** JOB **
Search the data below for "student"; list each line that holds it.

** THE RECORDS **
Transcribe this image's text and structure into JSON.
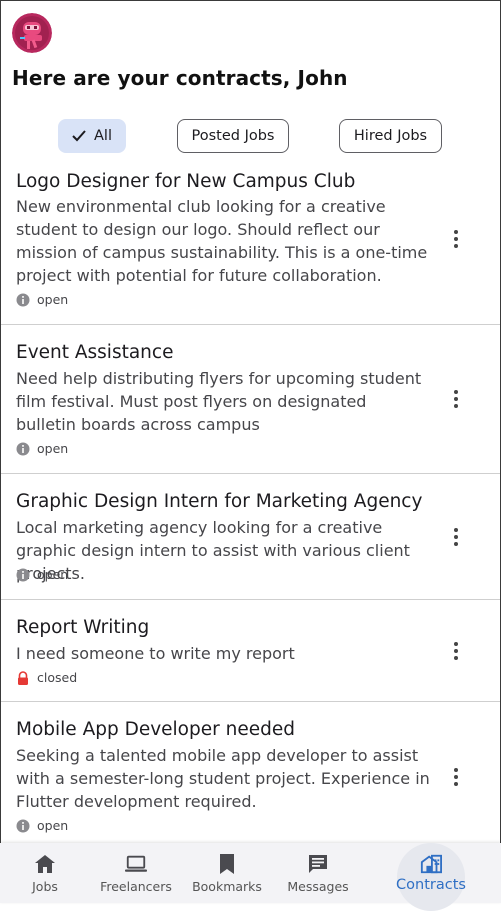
{
  "header": {
    "title": "Here are your contracts, John"
  },
  "filters": [
    {
      "label": "All",
      "selected": true
    },
    {
      "label": "Posted Jobs",
      "selected": false
    },
    {
      "label": "Hired Jobs",
      "selected": false
    }
  ],
  "contracts": [
    {
      "title": "Logo Designer for New Campus Club",
      "description": "New environmental club looking for a creative student to design our logo. Should reflect our mission of campus sustainability. This is a one-time project with potential for future collaboration.",
      "status": "open",
      "status_icon": "info-icon"
    },
    {
      "title": "Event Assistance",
      "description": "Need help distributing flyers for upcoming student film festival. Must post flyers on designated bulletin boards across campus",
      "status": "open",
      "status_icon": "info-icon"
    },
    {
      "title": "Graphic Design Intern for Marketing Agency",
      "description": "Local marketing agency looking for a creative graphic design intern to assist with various client projects.",
      "status": "open",
      "status_icon": "info-icon"
    },
    {
      "title": "Report Writing",
      "description": "I need someone to write my report",
      "status": "closed",
      "status_icon": "lock-icon"
    },
    {
      "title": "Mobile App Developer needed",
      "description": "Seeking a talented mobile app developer to assist with a semester-long student project. Experience in Flutter development required.",
      "status": "open",
      "status_icon": "info-icon"
    }
  ],
  "nav": [
    {
      "label": "Jobs",
      "icon": "home-icon"
    },
    {
      "label": "Freelancers",
      "icon": "laptop-icon"
    },
    {
      "label": "Bookmarks",
      "icon": "bookmark-icon"
    },
    {
      "label": "Messages",
      "icon": "message-icon"
    },
    {
      "label": "Contracts",
      "icon": "contracts-icon",
      "active": true
    }
  ],
  "colors": {
    "accent": "#2f6fc4",
    "chip_selected": "#d9e3f7",
    "avatar": "#c2185b",
    "closed": "#e53935"
  }
}
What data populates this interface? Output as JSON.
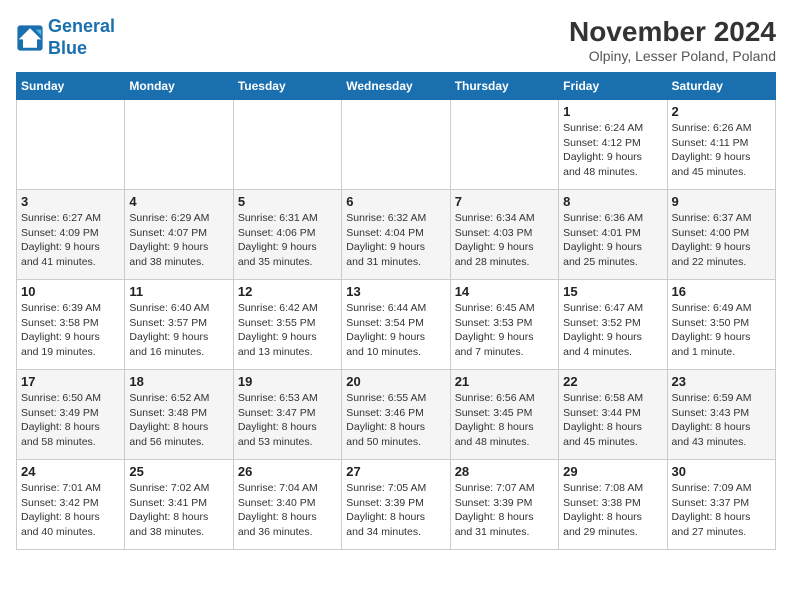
{
  "logo": {
    "line1": "General",
    "line2": "Blue"
  },
  "title": "November 2024",
  "location": "Olpiny, Lesser Poland, Poland",
  "weekdays": [
    "Sunday",
    "Monday",
    "Tuesday",
    "Wednesday",
    "Thursday",
    "Friday",
    "Saturday"
  ],
  "weeks": [
    [
      {
        "day": "",
        "info": ""
      },
      {
        "day": "",
        "info": ""
      },
      {
        "day": "",
        "info": ""
      },
      {
        "day": "",
        "info": ""
      },
      {
        "day": "",
        "info": ""
      },
      {
        "day": "1",
        "info": "Sunrise: 6:24 AM\nSunset: 4:12 PM\nDaylight: 9 hours\nand 48 minutes."
      },
      {
        "day": "2",
        "info": "Sunrise: 6:26 AM\nSunset: 4:11 PM\nDaylight: 9 hours\nand 45 minutes."
      }
    ],
    [
      {
        "day": "3",
        "info": "Sunrise: 6:27 AM\nSunset: 4:09 PM\nDaylight: 9 hours\nand 41 minutes."
      },
      {
        "day": "4",
        "info": "Sunrise: 6:29 AM\nSunset: 4:07 PM\nDaylight: 9 hours\nand 38 minutes."
      },
      {
        "day": "5",
        "info": "Sunrise: 6:31 AM\nSunset: 4:06 PM\nDaylight: 9 hours\nand 35 minutes."
      },
      {
        "day": "6",
        "info": "Sunrise: 6:32 AM\nSunset: 4:04 PM\nDaylight: 9 hours\nand 31 minutes."
      },
      {
        "day": "7",
        "info": "Sunrise: 6:34 AM\nSunset: 4:03 PM\nDaylight: 9 hours\nand 28 minutes."
      },
      {
        "day": "8",
        "info": "Sunrise: 6:36 AM\nSunset: 4:01 PM\nDaylight: 9 hours\nand 25 minutes."
      },
      {
        "day": "9",
        "info": "Sunrise: 6:37 AM\nSunset: 4:00 PM\nDaylight: 9 hours\nand 22 minutes."
      }
    ],
    [
      {
        "day": "10",
        "info": "Sunrise: 6:39 AM\nSunset: 3:58 PM\nDaylight: 9 hours\nand 19 minutes."
      },
      {
        "day": "11",
        "info": "Sunrise: 6:40 AM\nSunset: 3:57 PM\nDaylight: 9 hours\nand 16 minutes."
      },
      {
        "day": "12",
        "info": "Sunrise: 6:42 AM\nSunset: 3:55 PM\nDaylight: 9 hours\nand 13 minutes."
      },
      {
        "day": "13",
        "info": "Sunrise: 6:44 AM\nSunset: 3:54 PM\nDaylight: 9 hours\nand 10 minutes."
      },
      {
        "day": "14",
        "info": "Sunrise: 6:45 AM\nSunset: 3:53 PM\nDaylight: 9 hours\nand 7 minutes."
      },
      {
        "day": "15",
        "info": "Sunrise: 6:47 AM\nSunset: 3:52 PM\nDaylight: 9 hours\nand 4 minutes."
      },
      {
        "day": "16",
        "info": "Sunrise: 6:49 AM\nSunset: 3:50 PM\nDaylight: 9 hours\nand 1 minute."
      }
    ],
    [
      {
        "day": "17",
        "info": "Sunrise: 6:50 AM\nSunset: 3:49 PM\nDaylight: 8 hours\nand 58 minutes."
      },
      {
        "day": "18",
        "info": "Sunrise: 6:52 AM\nSunset: 3:48 PM\nDaylight: 8 hours\nand 56 minutes."
      },
      {
        "day": "19",
        "info": "Sunrise: 6:53 AM\nSunset: 3:47 PM\nDaylight: 8 hours\nand 53 minutes."
      },
      {
        "day": "20",
        "info": "Sunrise: 6:55 AM\nSunset: 3:46 PM\nDaylight: 8 hours\nand 50 minutes."
      },
      {
        "day": "21",
        "info": "Sunrise: 6:56 AM\nSunset: 3:45 PM\nDaylight: 8 hours\nand 48 minutes."
      },
      {
        "day": "22",
        "info": "Sunrise: 6:58 AM\nSunset: 3:44 PM\nDaylight: 8 hours\nand 45 minutes."
      },
      {
        "day": "23",
        "info": "Sunrise: 6:59 AM\nSunset: 3:43 PM\nDaylight: 8 hours\nand 43 minutes."
      }
    ],
    [
      {
        "day": "24",
        "info": "Sunrise: 7:01 AM\nSunset: 3:42 PM\nDaylight: 8 hours\nand 40 minutes."
      },
      {
        "day": "25",
        "info": "Sunrise: 7:02 AM\nSunset: 3:41 PM\nDaylight: 8 hours\nand 38 minutes."
      },
      {
        "day": "26",
        "info": "Sunrise: 7:04 AM\nSunset: 3:40 PM\nDaylight: 8 hours\nand 36 minutes."
      },
      {
        "day": "27",
        "info": "Sunrise: 7:05 AM\nSunset: 3:39 PM\nDaylight: 8 hours\nand 34 minutes."
      },
      {
        "day": "28",
        "info": "Sunrise: 7:07 AM\nSunset: 3:39 PM\nDaylight: 8 hours\nand 31 minutes."
      },
      {
        "day": "29",
        "info": "Sunrise: 7:08 AM\nSunset: 3:38 PM\nDaylight: 8 hours\nand 29 minutes."
      },
      {
        "day": "30",
        "info": "Sunrise: 7:09 AM\nSunset: 3:37 PM\nDaylight: 8 hours\nand 27 minutes."
      }
    ]
  ]
}
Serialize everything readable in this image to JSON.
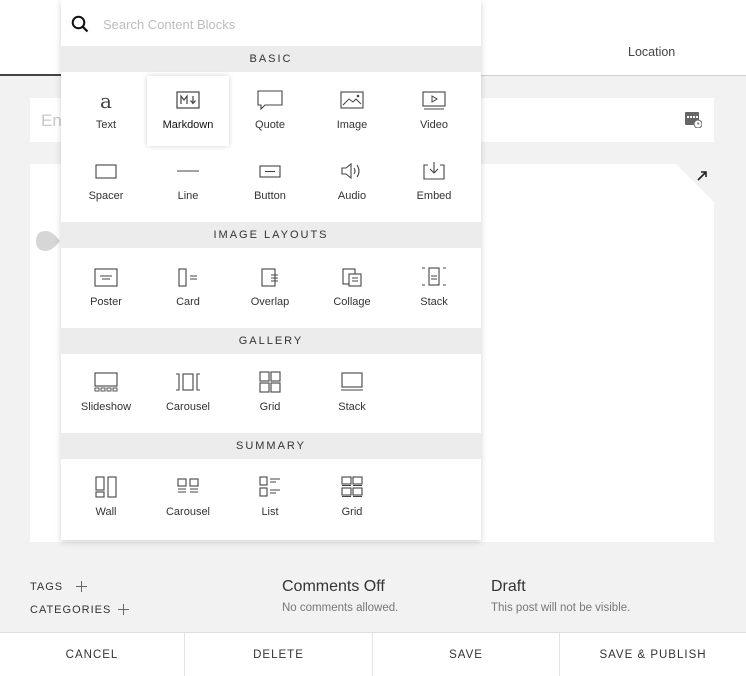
{
  "header": {
    "location_tab": "Location",
    "title_placeholder": "Ent"
  },
  "picker": {
    "search_placeholder": "Search Content Blocks",
    "sections": [
      {
        "title": "BASIC",
        "items": [
          {
            "label": "Text",
            "icon": "text-icon"
          },
          {
            "label": "Markdown",
            "icon": "markdown-icon",
            "selected": true
          },
          {
            "label": "Quote",
            "icon": "quote-icon"
          },
          {
            "label": "Image",
            "icon": "image-icon"
          },
          {
            "label": "Video",
            "icon": "video-icon"
          },
          {
            "label": "Spacer",
            "icon": "spacer-icon"
          },
          {
            "label": "Line",
            "icon": "line-icon"
          },
          {
            "label": "Button",
            "icon": "button-icon"
          },
          {
            "label": "Audio",
            "icon": "audio-icon"
          },
          {
            "label": "Embed",
            "icon": "embed-icon"
          }
        ]
      },
      {
        "title": "IMAGE LAYOUTS",
        "items": [
          {
            "label": "Poster",
            "icon": "poster-icon"
          },
          {
            "label": "Card",
            "icon": "card-icon"
          },
          {
            "label": "Overlap",
            "icon": "overlap-icon"
          },
          {
            "label": "Collage",
            "icon": "collage-icon"
          },
          {
            "label": "Stack",
            "icon": "stack-layout-icon"
          }
        ]
      },
      {
        "title": "GALLERY",
        "items": [
          {
            "label": "Slideshow",
            "icon": "slideshow-icon"
          },
          {
            "label": "Carousel",
            "icon": "carousel-icon"
          },
          {
            "label": "Grid",
            "icon": "grid-icon"
          },
          {
            "label": "Stack",
            "icon": "stack-gallery-icon"
          }
        ]
      },
      {
        "title": "SUMMARY",
        "items": [
          {
            "label": "Wall",
            "icon": "wall-icon"
          },
          {
            "label": "Carousel",
            "icon": "summary-carousel-icon"
          },
          {
            "label": "List",
            "icon": "list-icon"
          },
          {
            "label": "Grid",
            "icon": "summary-grid-icon"
          }
        ]
      }
    ]
  },
  "meta": {
    "tags_label": "TAGS",
    "categories_label": "CATEGORIES",
    "comments_title": "Comments Off",
    "comments_sub": "No comments allowed.",
    "status_title": "Draft",
    "status_sub": "This post will not be visible."
  },
  "footer": {
    "cancel": "CANCEL",
    "delete": "DELETE",
    "save": "SAVE",
    "save_publish": "SAVE & PUBLISH"
  },
  "colors": {
    "background": "#f2f2f2",
    "section_header": "#ececec",
    "add_button": "#dcdcdc"
  }
}
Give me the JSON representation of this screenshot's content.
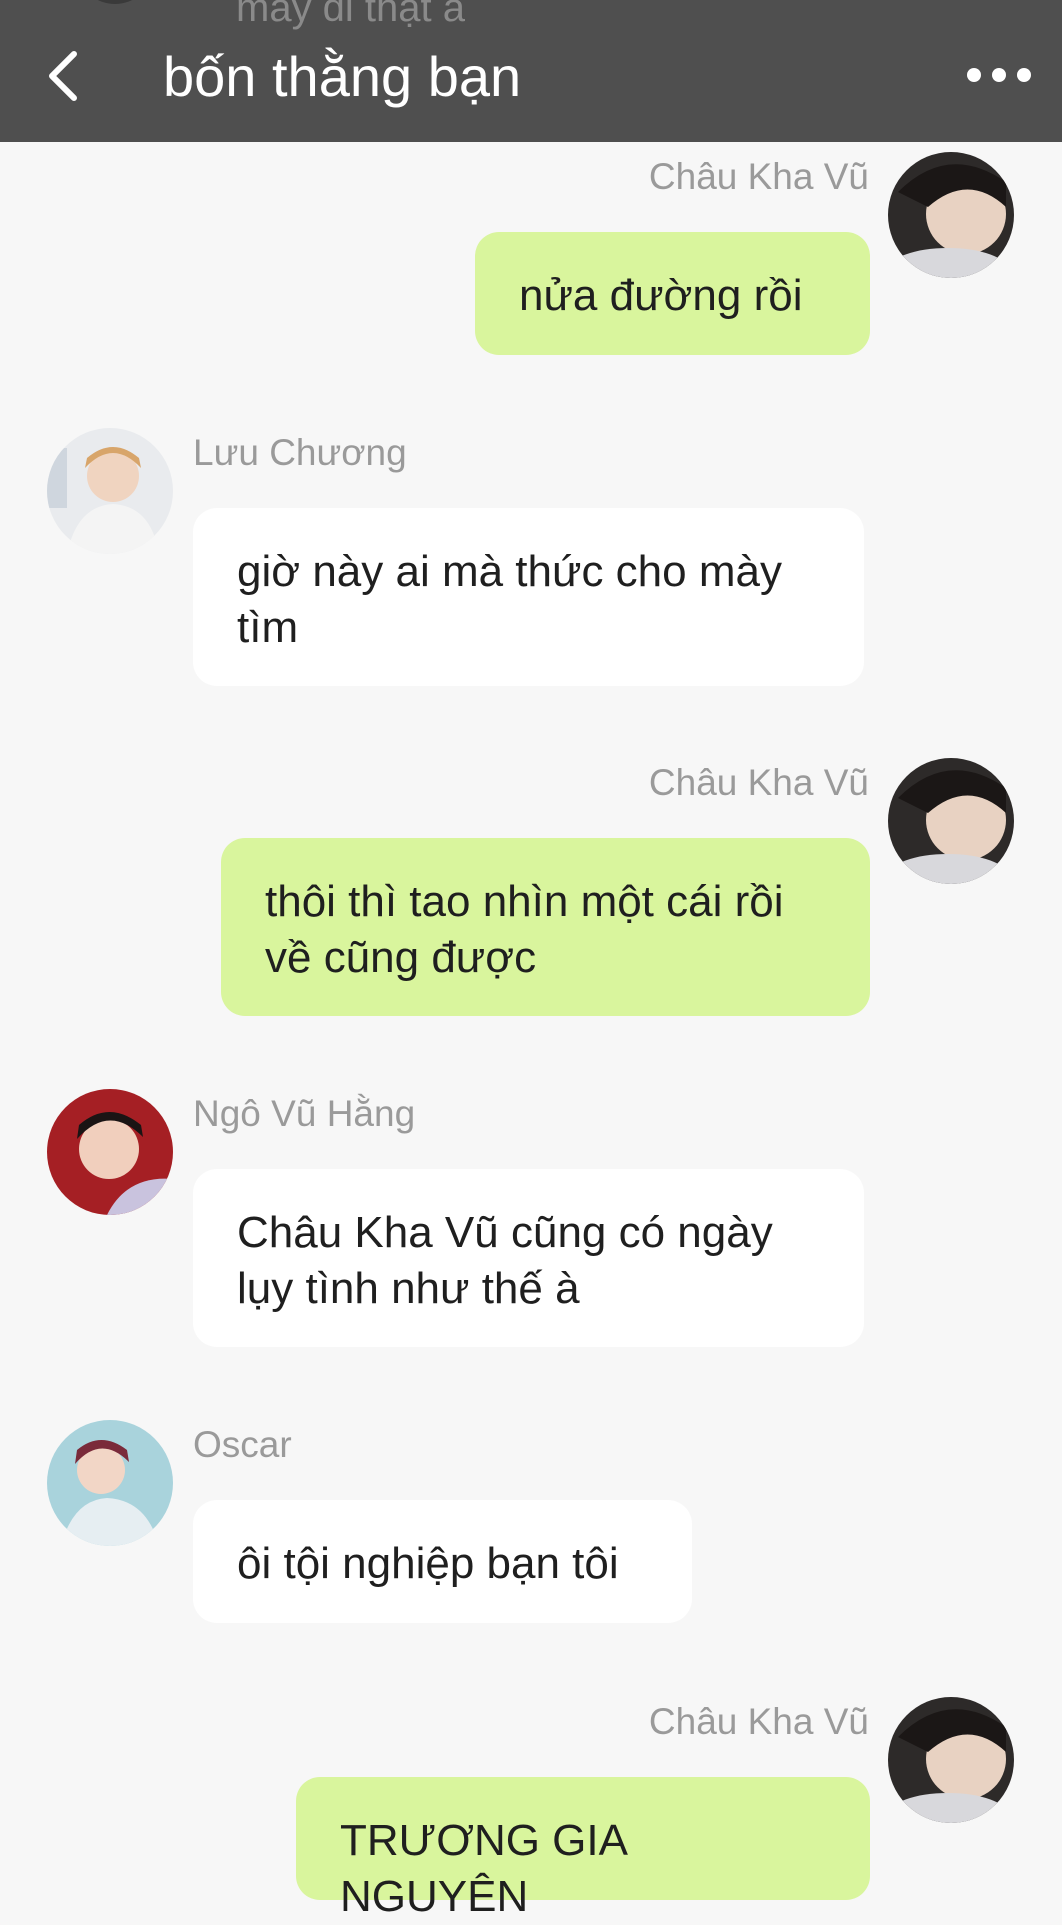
{
  "header": {
    "title": "bốn thằng bạn",
    "partial_previous_message": "mày đi thật à"
  },
  "messages": [
    {
      "sender": "Châu Kha Vũ",
      "direction": "out",
      "lines": [
        "nửa đường rồi"
      ]
    },
    {
      "sender": "Lưu Chương",
      "direction": "in",
      "lines": [
        "giờ này ai mà thức cho mày",
        "tìm"
      ]
    },
    {
      "sender": "Châu Kha Vũ",
      "direction": "out",
      "lines": [
        "thôi thì tao nhìn một cái rồi",
        "về cũng được"
      ]
    },
    {
      "sender": "Ngô Vũ Hằng",
      "direction": "in",
      "lines": [
        "Châu Kha Vũ cũng có ngày",
        "lụy tình như thế à"
      ]
    },
    {
      "sender": "Oscar",
      "direction": "in",
      "lines": [
        "ôi tội nghiệp bạn tôi"
      ]
    },
    {
      "sender": "Châu Kha Vũ",
      "direction": "out",
      "lines": [
        "TRƯƠNG GIA NGUYÊN"
      ]
    }
  ],
  "colors": {
    "header_bg": "#4f4f4f",
    "chat_bg": "#f7f7f7",
    "outgoing_bubble": "#d9f59d",
    "incoming_bubble": "#ffffff",
    "sender_name": "#9a9a9a"
  },
  "icons": [
    "back-arrow-icon",
    "more-options-icon"
  ]
}
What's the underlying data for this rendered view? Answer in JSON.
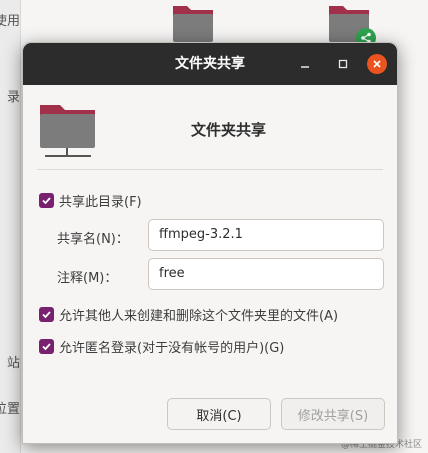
{
  "background": {
    "sidebar_texts": [
      "使用",
      "录",
      "站",
      "位置"
    ],
    "watermark": "@稀土掘金技术社区"
  },
  "dialog": {
    "title": "文件夹共享",
    "heading": "文件夹共享",
    "share_checkbox": {
      "label": "共享此目录(F)",
      "checked": true
    },
    "share_name": {
      "label": "共享名(N)：",
      "value": "ffmpeg-3.2.1"
    },
    "comment": {
      "label": "注释(M)：",
      "value": "free"
    },
    "allow_others": {
      "label": "允许其他人来创建和删除这个文件夹里的文件(A)",
      "checked": true
    },
    "guest_access": {
      "label": "允许匿名登录(对于没有帐号的用户)(G)",
      "checked": true
    },
    "buttons": {
      "cancel": "取消(C)",
      "modify": "修改共享(S)"
    }
  },
  "colors": {
    "titlebar": "#2c2c2c",
    "close_button": "#e95420",
    "checkbox": "#77216f",
    "folder_top": "#a1304a",
    "folder_body": "#7c7c7c",
    "share_emblem": "#2ea44f"
  }
}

** TASK OUTPUT **
      "description": "New environmental club looking for a creative student to design our logo. Should reflect our mission of campus sustainability. This is a one-time project with potential for future collaboration.",
      "description": "Need help distributing flyers for upcoming student film festival. Must post flyers on designated bulletin boards across campus",
      "description": "Seeking a talented mobile app developer to assist with a semester-long student project. Experience in Flutter development required.",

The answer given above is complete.